>> BEGIN Given records

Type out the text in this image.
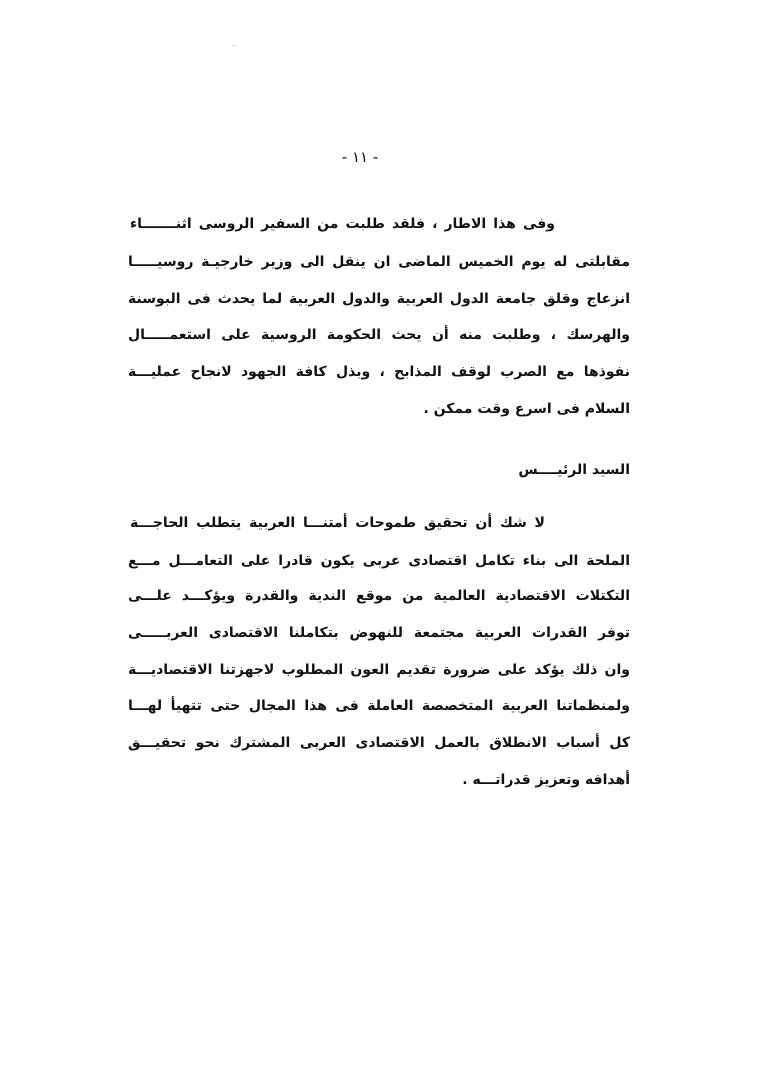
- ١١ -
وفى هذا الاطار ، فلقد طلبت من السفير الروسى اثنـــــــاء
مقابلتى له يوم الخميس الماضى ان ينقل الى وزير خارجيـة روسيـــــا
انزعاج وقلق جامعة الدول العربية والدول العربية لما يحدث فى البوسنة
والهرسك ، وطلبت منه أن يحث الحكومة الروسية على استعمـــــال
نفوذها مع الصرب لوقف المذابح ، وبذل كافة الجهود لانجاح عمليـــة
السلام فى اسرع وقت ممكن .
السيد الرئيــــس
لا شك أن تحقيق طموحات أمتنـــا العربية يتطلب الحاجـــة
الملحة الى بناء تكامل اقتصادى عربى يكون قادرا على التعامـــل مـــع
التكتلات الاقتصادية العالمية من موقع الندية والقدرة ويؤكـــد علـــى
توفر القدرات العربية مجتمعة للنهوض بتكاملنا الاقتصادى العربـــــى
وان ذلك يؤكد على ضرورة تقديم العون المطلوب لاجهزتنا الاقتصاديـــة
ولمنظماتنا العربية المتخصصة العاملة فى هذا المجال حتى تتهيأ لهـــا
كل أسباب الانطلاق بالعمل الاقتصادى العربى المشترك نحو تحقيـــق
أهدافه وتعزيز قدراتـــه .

>> END Given records
>> BEGIN Given records

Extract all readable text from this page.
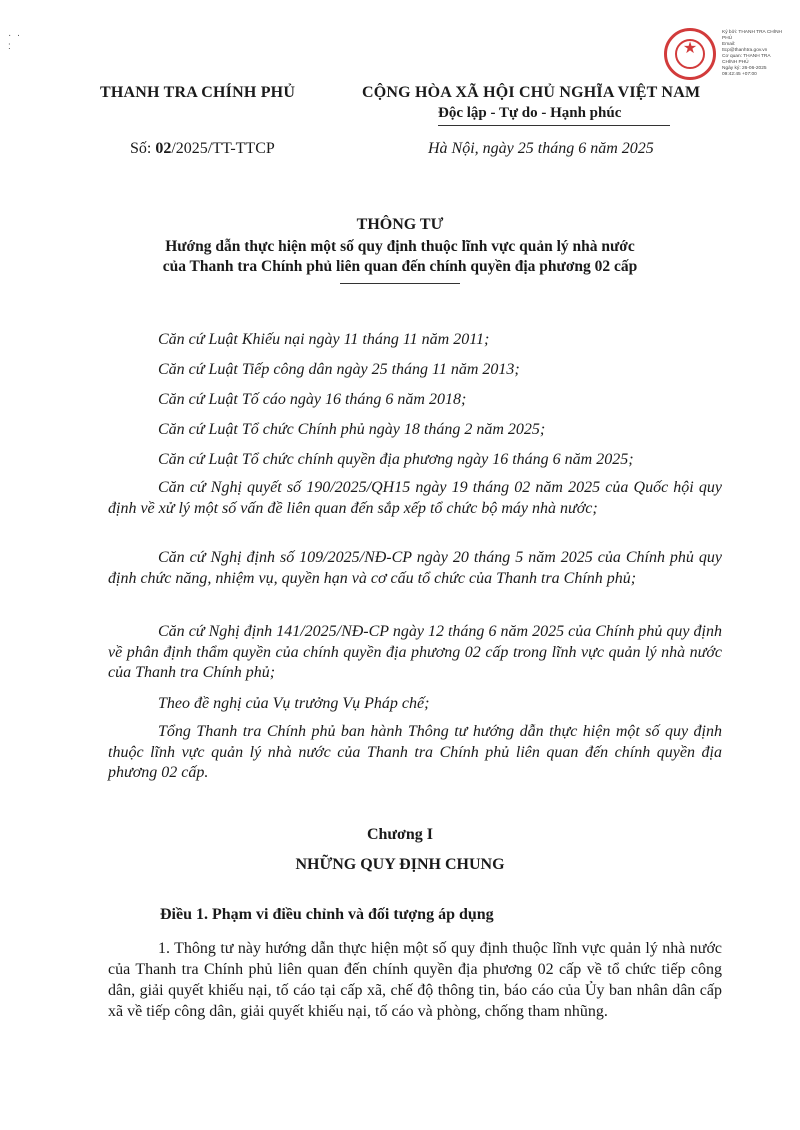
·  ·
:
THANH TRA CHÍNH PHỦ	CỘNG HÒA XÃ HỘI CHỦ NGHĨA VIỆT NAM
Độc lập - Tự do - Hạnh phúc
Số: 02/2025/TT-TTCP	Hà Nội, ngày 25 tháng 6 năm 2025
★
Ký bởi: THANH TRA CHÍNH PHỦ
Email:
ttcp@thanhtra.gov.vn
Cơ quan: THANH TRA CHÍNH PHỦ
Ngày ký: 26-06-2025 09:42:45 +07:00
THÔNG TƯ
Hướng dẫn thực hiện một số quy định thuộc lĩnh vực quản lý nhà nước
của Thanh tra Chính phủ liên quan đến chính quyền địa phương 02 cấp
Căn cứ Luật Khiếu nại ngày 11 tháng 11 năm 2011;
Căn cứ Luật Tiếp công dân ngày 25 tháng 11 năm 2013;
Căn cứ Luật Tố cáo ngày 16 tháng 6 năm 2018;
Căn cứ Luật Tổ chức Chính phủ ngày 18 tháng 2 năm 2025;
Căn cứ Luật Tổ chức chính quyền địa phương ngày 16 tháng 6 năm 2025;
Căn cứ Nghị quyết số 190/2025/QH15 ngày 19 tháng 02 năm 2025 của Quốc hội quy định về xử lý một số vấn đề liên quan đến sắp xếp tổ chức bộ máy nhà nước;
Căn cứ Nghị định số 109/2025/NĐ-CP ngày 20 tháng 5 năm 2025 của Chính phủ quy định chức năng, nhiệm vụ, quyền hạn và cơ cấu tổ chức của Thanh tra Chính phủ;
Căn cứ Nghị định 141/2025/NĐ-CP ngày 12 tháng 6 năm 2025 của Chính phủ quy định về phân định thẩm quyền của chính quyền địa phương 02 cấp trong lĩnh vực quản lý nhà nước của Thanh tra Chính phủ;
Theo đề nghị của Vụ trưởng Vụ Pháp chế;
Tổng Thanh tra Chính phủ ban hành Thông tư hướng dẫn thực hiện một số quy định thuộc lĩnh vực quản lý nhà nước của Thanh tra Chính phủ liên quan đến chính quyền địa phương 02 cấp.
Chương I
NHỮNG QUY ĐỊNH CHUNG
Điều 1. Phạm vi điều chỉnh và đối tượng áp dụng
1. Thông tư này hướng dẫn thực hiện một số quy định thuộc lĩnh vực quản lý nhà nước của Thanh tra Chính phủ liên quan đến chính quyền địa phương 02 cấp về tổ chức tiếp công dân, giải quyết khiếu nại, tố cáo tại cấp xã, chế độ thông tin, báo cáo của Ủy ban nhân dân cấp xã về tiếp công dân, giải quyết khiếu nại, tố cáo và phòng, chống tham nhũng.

>> END Given records
>> BEGIN Given records

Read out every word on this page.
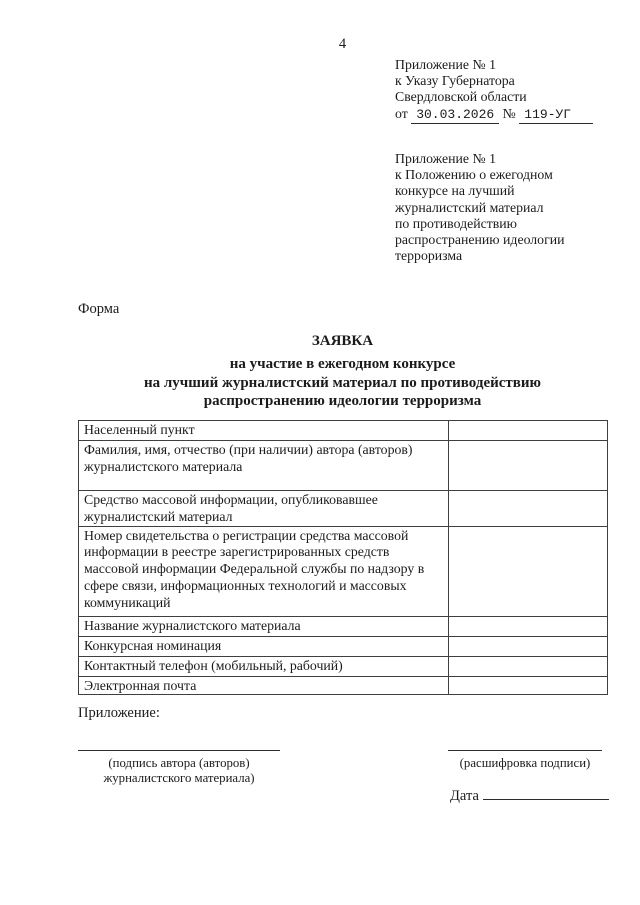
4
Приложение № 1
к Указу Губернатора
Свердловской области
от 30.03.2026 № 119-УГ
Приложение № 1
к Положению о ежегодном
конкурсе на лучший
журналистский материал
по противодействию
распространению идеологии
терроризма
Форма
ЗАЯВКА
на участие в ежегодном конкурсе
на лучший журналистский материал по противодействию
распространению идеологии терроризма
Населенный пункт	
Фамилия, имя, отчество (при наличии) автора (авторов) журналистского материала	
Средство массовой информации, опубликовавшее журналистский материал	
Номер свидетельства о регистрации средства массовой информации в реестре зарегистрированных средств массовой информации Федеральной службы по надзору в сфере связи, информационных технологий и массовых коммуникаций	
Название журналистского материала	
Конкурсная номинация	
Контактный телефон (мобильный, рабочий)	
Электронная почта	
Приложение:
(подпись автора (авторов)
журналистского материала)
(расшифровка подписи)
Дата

>> END Given records

*Description of the task*. Which lines contain "противодействию"? Copy each of them out.

*Right answer*.
по противодействию
на лучший журналистский материал по противодействию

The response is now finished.